%%
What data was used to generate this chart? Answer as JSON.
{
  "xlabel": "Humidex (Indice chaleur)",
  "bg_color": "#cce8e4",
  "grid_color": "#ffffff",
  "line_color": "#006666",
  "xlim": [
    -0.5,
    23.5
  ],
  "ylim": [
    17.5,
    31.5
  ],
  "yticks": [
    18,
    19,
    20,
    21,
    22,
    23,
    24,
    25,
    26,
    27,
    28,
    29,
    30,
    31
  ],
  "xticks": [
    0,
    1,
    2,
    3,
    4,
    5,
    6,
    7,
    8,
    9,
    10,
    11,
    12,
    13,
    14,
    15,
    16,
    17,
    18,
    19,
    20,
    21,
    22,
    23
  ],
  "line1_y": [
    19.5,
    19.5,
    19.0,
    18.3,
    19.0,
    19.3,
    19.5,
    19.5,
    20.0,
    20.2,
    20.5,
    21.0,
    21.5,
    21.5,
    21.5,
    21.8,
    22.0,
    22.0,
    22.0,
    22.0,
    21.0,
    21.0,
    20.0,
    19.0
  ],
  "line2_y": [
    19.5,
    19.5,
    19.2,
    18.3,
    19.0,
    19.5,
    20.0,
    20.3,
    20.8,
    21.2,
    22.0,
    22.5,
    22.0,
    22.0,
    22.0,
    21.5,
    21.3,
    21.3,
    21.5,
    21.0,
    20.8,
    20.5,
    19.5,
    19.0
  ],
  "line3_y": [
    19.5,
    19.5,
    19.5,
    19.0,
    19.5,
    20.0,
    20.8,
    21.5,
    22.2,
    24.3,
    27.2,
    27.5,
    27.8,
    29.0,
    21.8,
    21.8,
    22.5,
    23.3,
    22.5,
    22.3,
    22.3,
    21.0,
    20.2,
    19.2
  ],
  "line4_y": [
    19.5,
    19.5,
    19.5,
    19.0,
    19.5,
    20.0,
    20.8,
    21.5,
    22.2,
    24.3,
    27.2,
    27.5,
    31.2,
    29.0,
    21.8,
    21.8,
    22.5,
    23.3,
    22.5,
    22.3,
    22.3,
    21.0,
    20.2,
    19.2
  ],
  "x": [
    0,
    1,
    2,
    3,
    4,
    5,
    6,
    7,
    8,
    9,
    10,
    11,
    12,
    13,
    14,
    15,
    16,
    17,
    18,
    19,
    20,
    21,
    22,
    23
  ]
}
%%
All of the entries above must be quoted exactly.

The response
What data was used to generate this chart? Answer as JSON.
{
  "xlabel": "Humidex (Indice chaleur)",
  "bg_color": "#cce8e4",
  "grid_color": "#ffffff",
  "line_color": "#006666",
  "xlim": [
    -0.5,
    23.5
  ],
  "ylim": [
    17.5,
    31.5
  ],
  "yticks": [
    18,
    19,
    20,
    21,
    22,
    23,
    24,
    25,
    26,
    27,
    28,
    29,
    30,
    31
  ],
  "xticks": [
    0,
    1,
    2,
    3,
    4,
    5,
    6,
    7,
    8,
    9,
    10,
    11,
    12,
    13,
    14,
    15,
    16,
    17,
    18,
    19,
    20,
    21,
    22,
    23
  ],
  "line1_y": [
    19.5,
    19.5,
    19.0,
    18.3,
    19.0,
    19.3,
    19.5,
    19.5,
    20.0,
    20.2,
    20.5,
    21.0,
    21.5,
    21.5,
    21.5,
    21.8,
    22.0,
    22.0,
    22.0,
    22.0,
    21.0,
    21.0,
    20.0,
    19.0
  ],
  "line2_y": [
    19.5,
    19.5,
    19.2,
    18.3,
    19.0,
    19.5,
    20.0,
    20.3,
    20.8,
    21.2,
    22.0,
    22.5,
    22.0,
    22.0,
    22.0,
    21.5,
    21.3,
    21.3,
    21.5,
    21.0,
    20.8,
    20.5,
    19.5,
    19.0
  ],
  "line3_y": [
    19.5,
    19.5,
    19.5,
    19.0,
    19.5,
    20.0,
    20.8,
    21.5,
    22.2,
    24.3,
    27.2,
    27.5,
    27.8,
    29.0,
    21.8,
    21.8,
    22.5,
    23.3,
    22.5,
    22.3,
    22.3,
    21.0,
    20.2,
    19.2
  ],
  "line4_y": [
    19.5,
    19.5,
    19.5,
    19.0,
    19.5,
    20.0,
    20.8,
    21.5,
    22.2,
    24.3,
    27.2,
    27.5,
    31.2,
    29.0,
    21.8,
    21.8,
    22.5,
    23.3,
    22.5,
    22.3,
    22.3,
    21.0,
    20.2,
    19.2
  ],
  "x": [
    0,
    1,
    2,
    3,
    4,
    5,
    6,
    7,
    8,
    9,
    10,
    11,
    12,
    13,
    14,
    15,
    16,
    17,
    18,
    19,
    20,
    21,
    22,
    23
  ]
}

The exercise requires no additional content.